### Problem to solve
The listing must be reproduced in full, exactly as it stands.

— Begin Material for this exercise —

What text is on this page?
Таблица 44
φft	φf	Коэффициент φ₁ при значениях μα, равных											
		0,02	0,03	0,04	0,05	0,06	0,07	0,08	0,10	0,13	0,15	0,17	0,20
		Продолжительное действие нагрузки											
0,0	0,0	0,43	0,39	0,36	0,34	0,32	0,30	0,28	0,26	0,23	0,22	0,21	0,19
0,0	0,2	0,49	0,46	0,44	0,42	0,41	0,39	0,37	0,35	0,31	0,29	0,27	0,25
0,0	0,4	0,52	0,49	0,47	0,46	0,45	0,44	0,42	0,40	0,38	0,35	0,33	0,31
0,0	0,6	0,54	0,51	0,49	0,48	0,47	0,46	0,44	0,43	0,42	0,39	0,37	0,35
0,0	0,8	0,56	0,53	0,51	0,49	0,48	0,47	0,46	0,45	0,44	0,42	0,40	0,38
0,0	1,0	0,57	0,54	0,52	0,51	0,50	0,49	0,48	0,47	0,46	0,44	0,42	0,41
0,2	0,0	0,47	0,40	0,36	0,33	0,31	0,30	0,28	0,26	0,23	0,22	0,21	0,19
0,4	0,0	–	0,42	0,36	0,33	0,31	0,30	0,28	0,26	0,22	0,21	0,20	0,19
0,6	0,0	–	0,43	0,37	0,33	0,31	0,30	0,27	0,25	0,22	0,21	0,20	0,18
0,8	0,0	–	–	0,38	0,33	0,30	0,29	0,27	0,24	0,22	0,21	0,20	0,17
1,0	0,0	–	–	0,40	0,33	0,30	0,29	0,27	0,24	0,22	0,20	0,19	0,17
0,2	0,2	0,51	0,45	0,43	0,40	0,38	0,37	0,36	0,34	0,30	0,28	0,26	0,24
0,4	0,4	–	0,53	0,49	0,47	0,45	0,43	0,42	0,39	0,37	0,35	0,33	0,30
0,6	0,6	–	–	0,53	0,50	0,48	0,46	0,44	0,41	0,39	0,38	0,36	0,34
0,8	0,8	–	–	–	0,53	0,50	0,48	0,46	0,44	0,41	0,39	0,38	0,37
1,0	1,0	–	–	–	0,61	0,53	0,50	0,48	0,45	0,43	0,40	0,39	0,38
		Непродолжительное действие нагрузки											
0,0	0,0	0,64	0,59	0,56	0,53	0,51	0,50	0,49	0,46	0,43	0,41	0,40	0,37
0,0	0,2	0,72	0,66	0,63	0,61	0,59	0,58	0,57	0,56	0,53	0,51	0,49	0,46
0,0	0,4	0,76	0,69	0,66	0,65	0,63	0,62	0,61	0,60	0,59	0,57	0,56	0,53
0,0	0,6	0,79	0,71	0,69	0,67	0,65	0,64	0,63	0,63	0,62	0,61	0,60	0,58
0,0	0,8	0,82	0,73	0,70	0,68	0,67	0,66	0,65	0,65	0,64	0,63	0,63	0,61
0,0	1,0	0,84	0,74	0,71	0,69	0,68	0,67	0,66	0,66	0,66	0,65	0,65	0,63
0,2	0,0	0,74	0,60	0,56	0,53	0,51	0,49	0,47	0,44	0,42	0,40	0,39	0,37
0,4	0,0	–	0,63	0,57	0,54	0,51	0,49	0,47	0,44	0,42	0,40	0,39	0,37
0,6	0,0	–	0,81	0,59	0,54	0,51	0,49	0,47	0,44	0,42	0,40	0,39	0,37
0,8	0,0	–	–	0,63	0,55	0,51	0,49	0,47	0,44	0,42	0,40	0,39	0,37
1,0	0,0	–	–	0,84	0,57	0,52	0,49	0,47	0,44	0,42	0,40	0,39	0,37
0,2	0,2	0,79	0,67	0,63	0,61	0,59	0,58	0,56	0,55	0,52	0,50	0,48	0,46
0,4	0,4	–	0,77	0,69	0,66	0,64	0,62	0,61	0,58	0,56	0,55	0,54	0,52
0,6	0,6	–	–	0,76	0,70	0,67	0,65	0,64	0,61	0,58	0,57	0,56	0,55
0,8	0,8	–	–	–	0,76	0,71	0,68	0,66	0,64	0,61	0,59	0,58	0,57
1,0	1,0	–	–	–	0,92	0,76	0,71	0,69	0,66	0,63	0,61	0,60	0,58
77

— End Material for this exercise —

### Correct answer
What text is on this page?
Таблица 44
φft	φf	Коэффициент φ₁ при значениях μα, равных											
		0,02	0,03	0,04	0,05	0,06	0,07	0,08	0,10	0,13	0,15	0,17	0,20
		Продолжительное действие нагрузки											
0,0	0,0	0,43	0,39	0,36	0,34	0,32	0,30	0,28	0,26	0,23	0,22	0,21	0,19
0,0	0,2	0,49	0,46	0,44	0,42	0,41	0,39	0,37	0,35	0,31	0,29	0,27	0,25
0,0	0,4	0,52	0,49	0,47	0,46	0,45	0,44	0,42	0,40	0,38	0,35	0,33	0,31
0,0	0,6	0,54	0,51	0,49	0,48	0,47	0,46	0,44	0,43	0,42	0,39	0,37	0,35
0,0	0,8	0,56	0,53	0,51	0,49	0,48	0,47	0,46	0,45	0,44	0,42	0,40	0,38
0,0	1,0	0,57	0,54	0,52	0,51	0,50	0,49	0,48	0,47	0,46	0,44	0,42	0,41
0,2	0,0	0,47	0,40	0,36	0,33	0,31	0,30	0,28	0,26	0,23	0,22	0,21	0,19
0,4	0,0	–	0,42	0,36	0,33	0,31	0,30	0,28	0,26	0,22	0,21	0,20	0,19
0,6	0,0	–	0,43	0,37	0,33	0,31	0,30	0,27	0,25	0,22	0,21	0,20	0,18
0,8	0,0	–	–	0,38	0,33	0,30	0,29	0,27	0,24	0,22	0,21	0,20	0,17
1,0	0,0	–	–	0,40	0,33	0,30	0,29	0,27	0,24	0,22	0,20	0,19	0,17
0,2	0,2	0,51	0,45	0,43	0,40	0,38	0,37	0,36	0,34	0,30	0,28	0,26	0,24
0,4	0,4	–	0,53	0,49	0,47	0,45	0,43	0,42	0,39	0,37	0,35	0,33	0,30
0,6	0,6	–	–	0,53	0,50	0,48	0,46	0,44	0,41	0,39	0,38	0,36	0,34
0,8	0,8	–	–	–	0,53	0,50	0,48	0,46	0,44	0,41	0,39	0,38	0,37
1,0	1,0	–	–	–	0,61	0,53	0,50	0,48	0,45	0,43	0,40	0,39	0,38
		Непродолжительное действие нагрузки											
0,0	0,0	0,64	0,59	0,56	0,53	0,51	0,50	0,49	0,46	0,43	0,41	0,40	0,37
0,0	0,2	0,72	0,66	0,63	0,61	0,59	0,58	0,57	0,56	0,53	0,51	0,49	0,46
0,0	0,4	0,76	0,69	0,66	0,65	0,63	0,62	0,61	0,60	0,59	0,57	0,56	0,53
0,0	0,6	0,79	0,71	0,69	0,67	0,65	0,64	0,63	0,63	0,62	0,61	0,60	0,58
0,0	0,8	0,82	0,73	0,70	0,68	0,67	0,66	0,65	0,65	0,64	0,63	0,63	0,61
0,0	1,0	0,84	0,74	0,71	0,69	0,68	0,67	0,66	0,66	0,66	0,65	0,65	0,63
0,2	0,0	0,74	0,60	0,56	0,53	0,51	0,49	0,47	0,44	0,42	0,40	0,39	0,37
0,4	0,0	–	0,63	0,57	0,54	0,51	0,49	0,47	0,44	0,42	0,40	0,39	0,37
0,6	0,0	–	0,81	0,59	0,54	0,51	0,49	0,47	0,44	0,42	0,40	0,39	0,37
0,8	0,0	–	–	0,63	0,55	0,51	0,49	0,47	0,44	0,42	0,40	0,39	0,37
1,0	0,0	–	–	0,84	0,57	0,52	0,49	0,47	0,44	0,42	0,40	0,39	0,37
0,2	0,2	0,79	0,67	0,63	0,61	0,59	0,58	0,56	0,55	0,52	0,50	0,48	0,46
0,4	0,4	–	0,77	0,69	0,66	0,64	0,62	0,61	0,58	0,56	0,55	0,54	0,52
0,6	0,6	–	–	0,76	0,70	0,67	0,65	0,64	0,61	0,58	0,57	0,56	0,55
0,8	0,8	–	–	–	0,76	0,71	0,68	0,66	0,64	0,61	0,59	0,58	0,57
1,0	1,0	–	–	–	0,92	0,76	0,71	0,69	0,66	0,63	0,61	0,60	0,58
77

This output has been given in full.